┏━━
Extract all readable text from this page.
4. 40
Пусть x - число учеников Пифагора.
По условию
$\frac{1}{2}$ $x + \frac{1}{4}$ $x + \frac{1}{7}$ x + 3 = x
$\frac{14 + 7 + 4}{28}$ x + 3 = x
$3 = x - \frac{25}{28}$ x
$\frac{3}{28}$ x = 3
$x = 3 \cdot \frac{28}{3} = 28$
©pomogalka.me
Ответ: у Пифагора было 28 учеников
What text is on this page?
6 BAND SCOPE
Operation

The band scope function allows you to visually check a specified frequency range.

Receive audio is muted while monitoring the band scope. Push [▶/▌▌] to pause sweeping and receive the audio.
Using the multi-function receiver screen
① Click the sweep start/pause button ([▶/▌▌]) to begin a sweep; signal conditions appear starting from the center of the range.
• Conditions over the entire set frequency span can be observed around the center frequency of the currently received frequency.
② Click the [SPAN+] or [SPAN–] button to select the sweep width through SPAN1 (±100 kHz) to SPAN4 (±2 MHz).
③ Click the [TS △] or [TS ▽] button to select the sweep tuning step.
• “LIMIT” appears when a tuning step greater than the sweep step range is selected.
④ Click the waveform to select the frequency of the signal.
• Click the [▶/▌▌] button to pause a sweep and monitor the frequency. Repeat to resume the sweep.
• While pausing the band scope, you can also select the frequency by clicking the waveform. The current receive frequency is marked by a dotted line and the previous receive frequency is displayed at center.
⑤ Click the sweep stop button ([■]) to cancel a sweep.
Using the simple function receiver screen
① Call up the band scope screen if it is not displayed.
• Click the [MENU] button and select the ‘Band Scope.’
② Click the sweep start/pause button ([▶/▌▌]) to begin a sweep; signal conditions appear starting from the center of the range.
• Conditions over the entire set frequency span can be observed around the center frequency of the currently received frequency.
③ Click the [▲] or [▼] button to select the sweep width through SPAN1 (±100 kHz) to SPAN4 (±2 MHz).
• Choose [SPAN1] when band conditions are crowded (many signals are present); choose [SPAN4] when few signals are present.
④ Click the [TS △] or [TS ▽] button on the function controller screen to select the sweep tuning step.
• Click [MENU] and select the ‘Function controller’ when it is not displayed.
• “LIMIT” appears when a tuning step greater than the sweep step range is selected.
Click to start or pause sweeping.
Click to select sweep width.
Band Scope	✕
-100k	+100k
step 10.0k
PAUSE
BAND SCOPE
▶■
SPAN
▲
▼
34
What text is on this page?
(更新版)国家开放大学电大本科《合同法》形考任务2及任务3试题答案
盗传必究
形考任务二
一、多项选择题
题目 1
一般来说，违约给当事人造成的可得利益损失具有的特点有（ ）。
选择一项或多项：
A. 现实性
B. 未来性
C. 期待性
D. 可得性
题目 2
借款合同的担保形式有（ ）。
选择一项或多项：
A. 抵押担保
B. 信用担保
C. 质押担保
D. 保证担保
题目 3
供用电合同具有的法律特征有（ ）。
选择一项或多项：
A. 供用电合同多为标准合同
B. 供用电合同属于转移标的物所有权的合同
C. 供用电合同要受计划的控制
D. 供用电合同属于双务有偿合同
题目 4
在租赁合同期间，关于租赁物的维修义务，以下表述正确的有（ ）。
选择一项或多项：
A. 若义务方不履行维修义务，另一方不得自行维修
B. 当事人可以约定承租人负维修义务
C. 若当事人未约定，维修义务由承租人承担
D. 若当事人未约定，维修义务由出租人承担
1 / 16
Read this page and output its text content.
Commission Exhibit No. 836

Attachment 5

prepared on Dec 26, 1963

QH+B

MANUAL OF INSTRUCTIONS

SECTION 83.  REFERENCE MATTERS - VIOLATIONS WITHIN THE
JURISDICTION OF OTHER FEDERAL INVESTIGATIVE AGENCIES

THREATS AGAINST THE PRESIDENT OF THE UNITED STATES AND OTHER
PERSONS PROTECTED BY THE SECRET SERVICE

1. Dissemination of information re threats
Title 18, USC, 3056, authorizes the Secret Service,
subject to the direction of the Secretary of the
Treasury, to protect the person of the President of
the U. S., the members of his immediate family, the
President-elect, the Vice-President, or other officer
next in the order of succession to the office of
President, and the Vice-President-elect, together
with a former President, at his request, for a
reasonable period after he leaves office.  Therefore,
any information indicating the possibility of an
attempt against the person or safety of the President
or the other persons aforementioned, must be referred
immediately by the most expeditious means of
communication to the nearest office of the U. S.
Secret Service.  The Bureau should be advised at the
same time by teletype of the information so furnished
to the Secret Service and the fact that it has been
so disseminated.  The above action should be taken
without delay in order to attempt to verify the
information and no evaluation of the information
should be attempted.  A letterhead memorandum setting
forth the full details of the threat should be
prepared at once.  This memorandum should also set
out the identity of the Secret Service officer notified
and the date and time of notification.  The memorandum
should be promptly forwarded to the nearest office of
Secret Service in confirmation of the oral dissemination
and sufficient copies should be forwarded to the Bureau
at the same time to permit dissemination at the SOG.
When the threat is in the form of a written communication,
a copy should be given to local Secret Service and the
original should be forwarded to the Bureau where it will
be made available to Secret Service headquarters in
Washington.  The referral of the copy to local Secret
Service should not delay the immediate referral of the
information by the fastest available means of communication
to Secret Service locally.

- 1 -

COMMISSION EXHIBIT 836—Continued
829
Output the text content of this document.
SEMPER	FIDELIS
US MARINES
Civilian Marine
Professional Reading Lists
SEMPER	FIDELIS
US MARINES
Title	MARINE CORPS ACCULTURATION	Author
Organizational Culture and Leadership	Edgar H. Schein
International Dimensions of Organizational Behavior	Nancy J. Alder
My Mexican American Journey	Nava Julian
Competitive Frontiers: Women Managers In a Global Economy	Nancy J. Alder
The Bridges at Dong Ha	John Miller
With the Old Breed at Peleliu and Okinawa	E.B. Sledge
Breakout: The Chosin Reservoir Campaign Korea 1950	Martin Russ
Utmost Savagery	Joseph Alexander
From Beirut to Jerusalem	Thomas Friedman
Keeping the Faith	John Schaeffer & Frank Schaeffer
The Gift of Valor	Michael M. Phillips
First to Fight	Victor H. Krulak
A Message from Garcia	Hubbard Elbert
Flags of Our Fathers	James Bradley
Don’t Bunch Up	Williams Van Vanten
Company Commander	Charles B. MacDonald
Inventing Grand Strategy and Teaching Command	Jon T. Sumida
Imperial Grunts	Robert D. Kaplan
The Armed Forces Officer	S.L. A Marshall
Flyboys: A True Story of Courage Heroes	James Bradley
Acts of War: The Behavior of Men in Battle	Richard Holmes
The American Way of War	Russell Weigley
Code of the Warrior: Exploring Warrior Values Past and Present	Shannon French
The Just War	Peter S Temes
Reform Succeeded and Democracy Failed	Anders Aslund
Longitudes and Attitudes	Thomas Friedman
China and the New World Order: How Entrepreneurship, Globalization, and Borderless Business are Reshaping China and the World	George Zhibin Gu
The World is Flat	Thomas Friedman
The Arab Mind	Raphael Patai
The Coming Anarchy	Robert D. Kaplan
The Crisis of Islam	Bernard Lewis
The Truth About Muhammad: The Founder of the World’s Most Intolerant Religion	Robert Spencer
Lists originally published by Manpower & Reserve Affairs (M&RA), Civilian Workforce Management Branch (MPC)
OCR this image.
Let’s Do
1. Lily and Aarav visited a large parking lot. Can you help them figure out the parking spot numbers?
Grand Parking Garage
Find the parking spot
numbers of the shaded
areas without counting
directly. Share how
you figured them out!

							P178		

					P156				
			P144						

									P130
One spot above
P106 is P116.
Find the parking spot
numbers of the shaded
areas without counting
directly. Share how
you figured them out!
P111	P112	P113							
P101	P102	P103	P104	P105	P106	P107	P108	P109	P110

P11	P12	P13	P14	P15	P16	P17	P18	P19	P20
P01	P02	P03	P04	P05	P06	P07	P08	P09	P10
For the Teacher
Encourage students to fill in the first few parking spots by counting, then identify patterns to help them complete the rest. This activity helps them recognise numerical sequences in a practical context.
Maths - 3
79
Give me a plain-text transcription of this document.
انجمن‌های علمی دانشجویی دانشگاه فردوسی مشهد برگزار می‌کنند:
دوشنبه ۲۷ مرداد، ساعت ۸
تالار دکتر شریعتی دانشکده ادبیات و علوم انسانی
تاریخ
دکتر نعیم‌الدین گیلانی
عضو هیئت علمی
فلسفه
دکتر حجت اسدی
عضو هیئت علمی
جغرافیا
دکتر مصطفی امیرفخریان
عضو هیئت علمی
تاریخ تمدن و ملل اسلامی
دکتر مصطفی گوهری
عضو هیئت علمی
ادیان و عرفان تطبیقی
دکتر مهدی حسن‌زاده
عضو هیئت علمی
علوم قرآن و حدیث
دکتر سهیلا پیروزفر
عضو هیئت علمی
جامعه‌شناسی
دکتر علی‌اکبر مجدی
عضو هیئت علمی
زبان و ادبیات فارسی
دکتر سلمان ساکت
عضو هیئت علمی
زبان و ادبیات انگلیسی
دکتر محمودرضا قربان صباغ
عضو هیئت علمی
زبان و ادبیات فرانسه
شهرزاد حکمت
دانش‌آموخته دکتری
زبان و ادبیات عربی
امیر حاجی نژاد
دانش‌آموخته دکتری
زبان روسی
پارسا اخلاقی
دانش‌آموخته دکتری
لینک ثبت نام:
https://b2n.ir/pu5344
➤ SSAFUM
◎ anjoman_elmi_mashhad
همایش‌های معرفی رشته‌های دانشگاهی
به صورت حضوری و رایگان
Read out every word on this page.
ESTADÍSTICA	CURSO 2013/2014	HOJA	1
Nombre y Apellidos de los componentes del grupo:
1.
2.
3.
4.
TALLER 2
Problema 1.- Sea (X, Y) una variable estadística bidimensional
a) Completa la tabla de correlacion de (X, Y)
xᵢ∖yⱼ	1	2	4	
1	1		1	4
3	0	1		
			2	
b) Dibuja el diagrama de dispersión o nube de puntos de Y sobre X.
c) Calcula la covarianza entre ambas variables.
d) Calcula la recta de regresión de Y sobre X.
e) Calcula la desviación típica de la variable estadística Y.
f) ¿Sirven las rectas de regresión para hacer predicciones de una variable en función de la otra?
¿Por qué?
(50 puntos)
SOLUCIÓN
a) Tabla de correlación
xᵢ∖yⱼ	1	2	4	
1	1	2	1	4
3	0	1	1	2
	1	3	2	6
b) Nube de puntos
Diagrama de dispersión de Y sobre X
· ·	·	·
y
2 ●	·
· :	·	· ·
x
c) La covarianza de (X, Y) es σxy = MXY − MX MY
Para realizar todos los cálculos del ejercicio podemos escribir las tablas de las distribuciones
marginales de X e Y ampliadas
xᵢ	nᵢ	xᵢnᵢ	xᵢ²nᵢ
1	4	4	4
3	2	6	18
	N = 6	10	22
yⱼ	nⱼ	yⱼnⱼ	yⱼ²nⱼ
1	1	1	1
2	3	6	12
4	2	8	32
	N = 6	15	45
┗━━
Task directions → From the data above, gather every line that includes the word "учеников".

Problem solution →
Пусть x - число учеников Пифагора.
Ответ: у Пифагора было 28 учеников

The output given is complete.